• _Data section_
____

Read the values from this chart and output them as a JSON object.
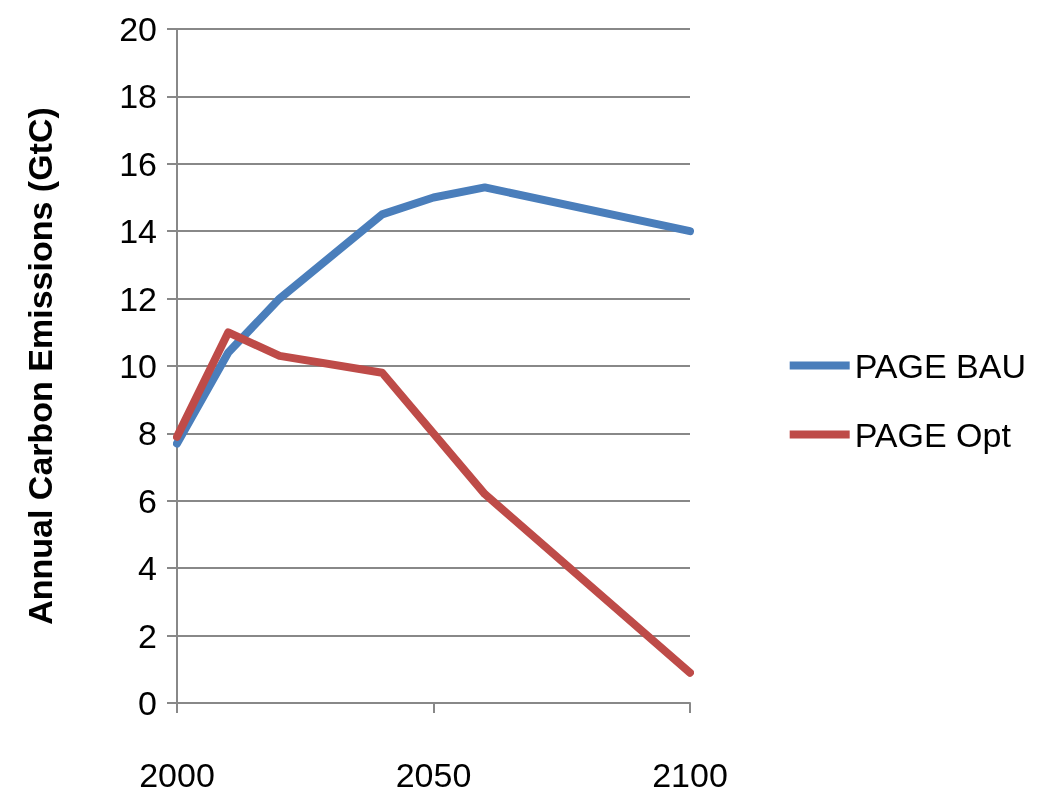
{
  "chart_data": {
    "type": "line",
    "ylabel": "Annual Carbon Emissions (GtC)",
    "xlim": [
      2000,
      2100
    ],
    "xticks": [
      2000,
      2050,
      2100
    ],
    "ylim": [
      0,
      20
    ],
    "yticks": [
      0,
      2,
      4,
      6,
      8,
      10,
      12,
      14,
      16,
      18,
      20
    ],
    "grid": "y",
    "legend": "right",
    "marker": "none",
    "series": [
      {
        "name": "PAGE BAU",
        "color": "#4a7ebb",
        "x": [
          2000,
          2010,
          2020,
          2040,
          2050,
          2060,
          2100
        ],
        "values": [
          7.7,
          10.4,
          12.0,
          14.5,
          15.0,
          15.3,
          14.0
        ]
      },
      {
        "name": "PAGE Opt",
        "color": "#be4b48",
        "x": [
          2000,
          2010,
          2020,
          2040,
          2060,
          2100
        ],
        "values": [
          7.9,
          11.0,
          10.3,
          9.8,
          6.2,
          0.9
        ]
      }
    ]
  }
}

____

• _Problem to solve_
All preceding records should be duplicated verbatim, images excepted.

• _Correct output_
Read the values from this chart and output them as a JSON object.
{
  "chart_data": {
    "type": "line",
    "ylabel": "Annual Carbon Emissions (GtC)",
    "xlim": [
      2000,
      2100
    ],
    "xticks": [
      2000,
      2050,
      2100
    ],
    "ylim": [
      0,
      20
    ],
    "yticks": [
      0,
      2,
      4,
      6,
      8,
      10,
      12,
      14,
      16,
      18,
      20
    ],
    "grid": "y",
    "legend": "right",
    "marker": "none",
    "series": [
      {
        "name": "PAGE BAU",
        "color": "#4a7ebb",
        "x": [
          2000,
          2010,
          2020,
          2040,
          2050,
          2060,
          2100
        ],
        "values": [
          7.7,
          10.4,
          12.0,
          14.5,
          15.0,
          15.3,
          14.0
        ]
      },
      {
        "name": "PAGE Opt",
        "color": "#be4b48",
        "x": [
          2000,
          2010,
          2020,
          2040,
          2060,
          2100
        ],
        "values": [
          7.9,
          11.0,
          10.3,
          9.8,
          6.2,
          0.9
        ]
      }
    ]
  }
}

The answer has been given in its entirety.